Written instruction: Without including any pictures, write out the listing below exactly.

** BEGIN Data records **

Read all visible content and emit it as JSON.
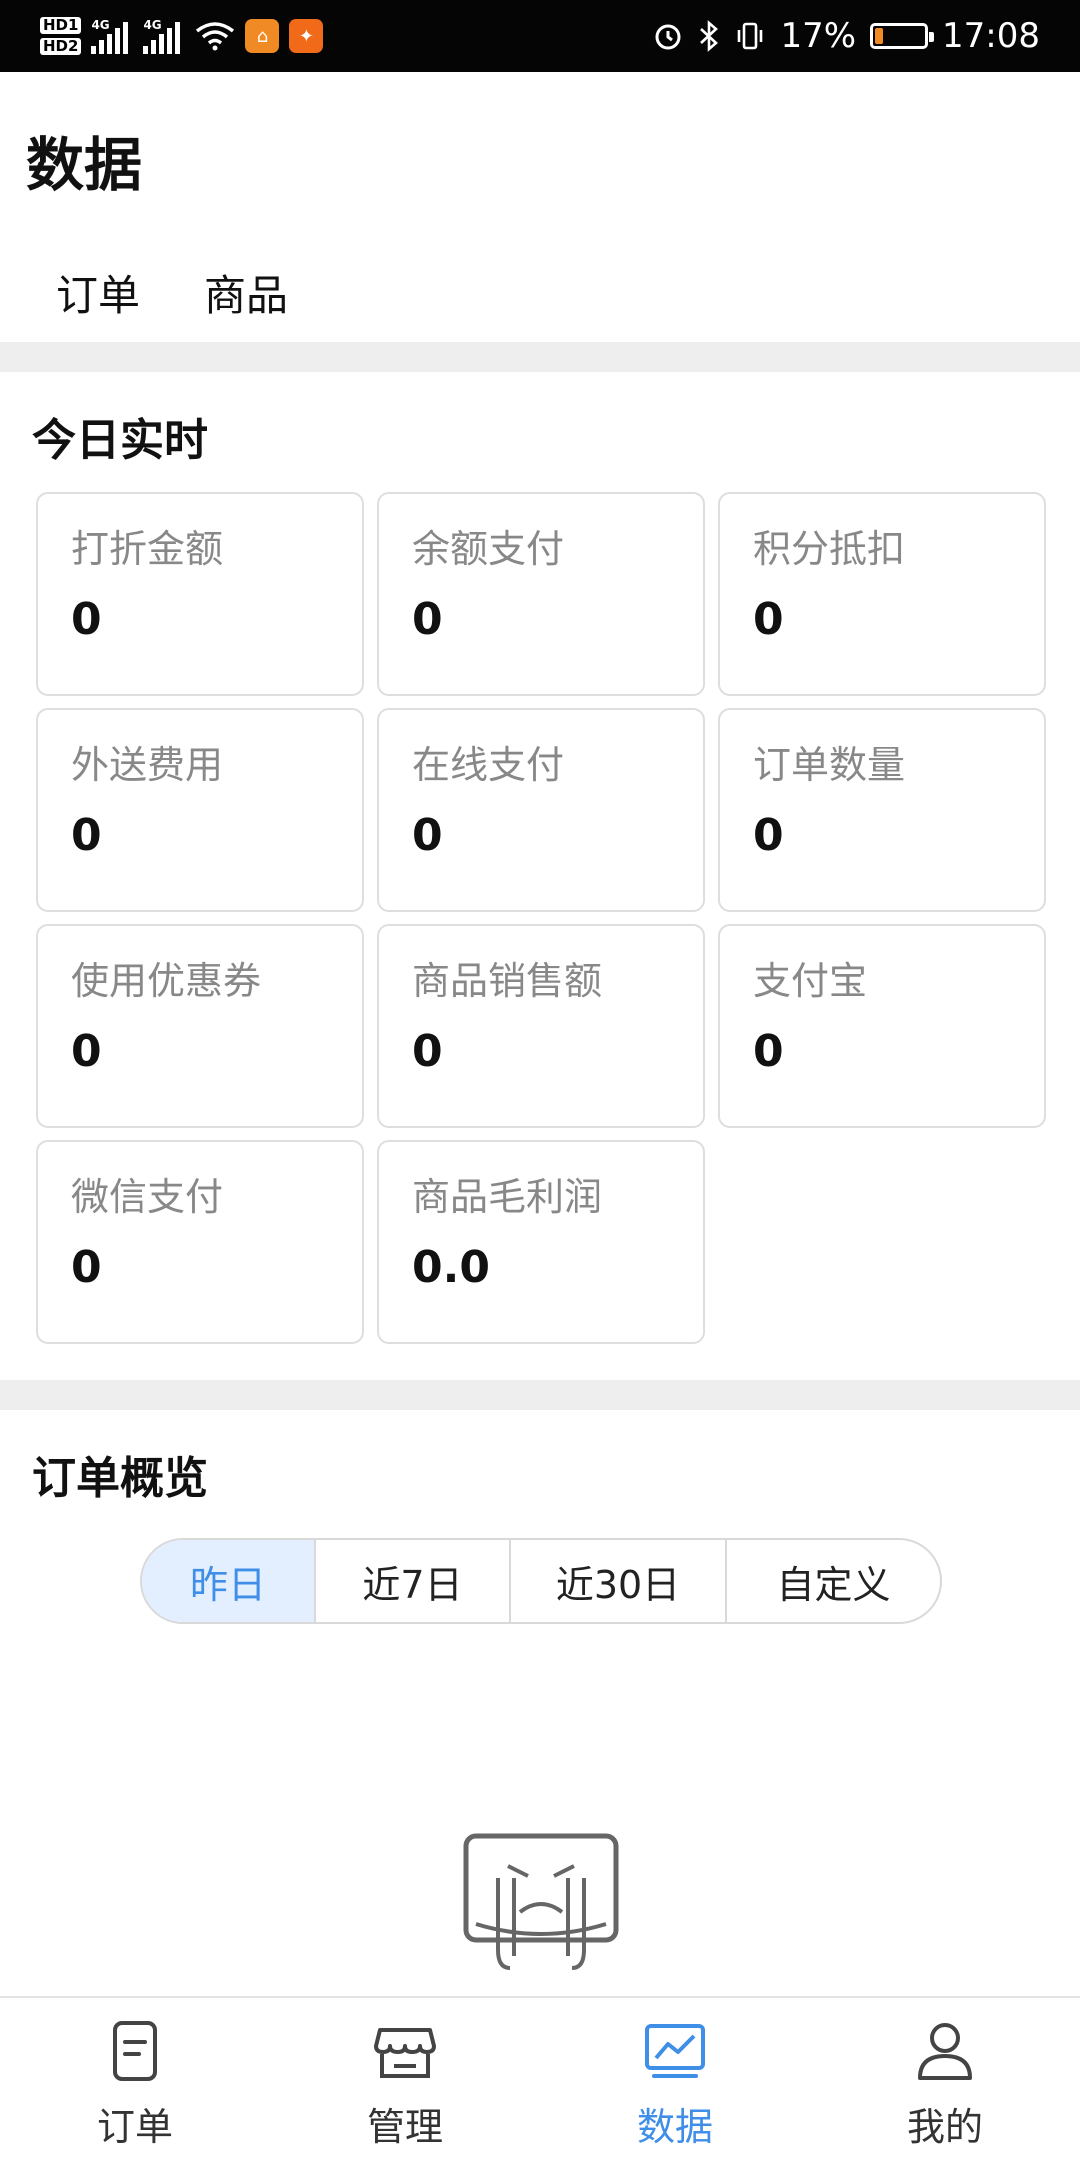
{
  "status_bar": {
    "hd1": "HD1",
    "hd2": "HD2",
    "net1": "4G",
    "net2": "4G",
    "battery_percent_text": "17%",
    "battery_level": 0.17,
    "time": "17:08"
  },
  "header": {
    "title": "数据",
    "tabs": [
      {
        "label": "订单"
      },
      {
        "label": "商品"
      }
    ]
  },
  "today": {
    "title": "今日实时",
    "stats": [
      {
        "label": "打折金额",
        "value": "0"
      },
      {
        "label": "余额支付",
        "value": "0"
      },
      {
        "label": "积分抵扣",
        "value": "0"
      },
      {
        "label": "外送费用",
        "value": "0"
      },
      {
        "label": "在线支付",
        "value": "0"
      },
      {
        "label": "订单数量",
        "value": "0"
      },
      {
        "label": "使用优惠券",
        "value": "0"
      },
      {
        "label": "商品销售额",
        "value": "0"
      },
      {
        "label": "支付宝",
        "value": "0"
      },
      {
        "label": "微信支付",
        "value": "0"
      },
      {
        "label": "商品毛利润",
        "value": "0.0"
      }
    ]
  },
  "overview": {
    "title": "订单概览",
    "segments": [
      {
        "label": "昨日"
      },
      {
        "label": "近7日"
      },
      {
        "label": "近30日"
      },
      {
        "label": "自定义"
      }
    ],
    "active_segment": 0
  },
  "bottom_nav": [
    {
      "label": "订单",
      "icon": "order-icon"
    },
    {
      "label": "管理",
      "icon": "store-icon"
    },
    {
      "label": "数据",
      "icon": "chart-icon"
    },
    {
      "label": "我的",
      "icon": "profile-icon"
    }
  ],
  "colors": {
    "accent": "#3f8ee8",
    "segment_active_bg": "#e3efff",
    "battery": "#f08a24"
  }
}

** END Data records **

Exercise output:
Read all visible content and emit it as JSON.
{
  "status_bar": {
    "hd1": "HD1",
    "hd2": "HD2",
    "net1": "4G",
    "net2": "4G",
    "battery_percent_text": "17%",
    "battery_level": 0.17,
    "time": "17:08"
  },
  "header": {
    "title": "数据",
    "tabs": [
      {
        "label": "订单"
      },
      {
        "label": "商品"
      }
    ]
  },
  "today": {
    "title": "今日实时",
    "stats": [
      {
        "label": "打折金额",
        "value": "0"
      },
      {
        "label": "余额支付",
        "value": "0"
      },
      {
        "label": "积分抵扣",
        "value": "0"
      },
      {
        "label": "外送费用",
        "value": "0"
      },
      {
        "label": "在线支付",
        "value": "0"
      },
      {
        "label": "订单数量",
        "value": "0"
      },
      {
        "label": "使用优惠券",
        "value": "0"
      },
      {
        "label": "商品销售额",
        "value": "0"
      },
      {
        "label": "支付宝",
        "value": "0"
      },
      {
        "label": "微信支付",
        "value": "0"
      },
      {
        "label": "商品毛利润",
        "value": "0.0"
      }
    ]
  },
  "overview": {
    "title": "订单概览",
    "segments": [
      {
        "label": "昨日"
      },
      {
        "label": "近7日"
      },
      {
        "label": "近30日"
      },
      {
        "label": "自定义"
      }
    ],
    "active_segment": 0
  },
  "bottom_nav": [
    {
      "label": "订单",
      "icon": "order-icon"
    },
    {
      "label": "管理",
      "icon": "store-icon"
    },
    {
      "label": "数据",
      "icon": "chart-icon"
    },
    {
      "label": "我的",
      "icon": "profile-icon"
    }
  ],
  "colors": {
    "accent": "#3f8ee8",
    "segment_active_bg": "#e3efff",
    "battery": "#f08a24"
  }
}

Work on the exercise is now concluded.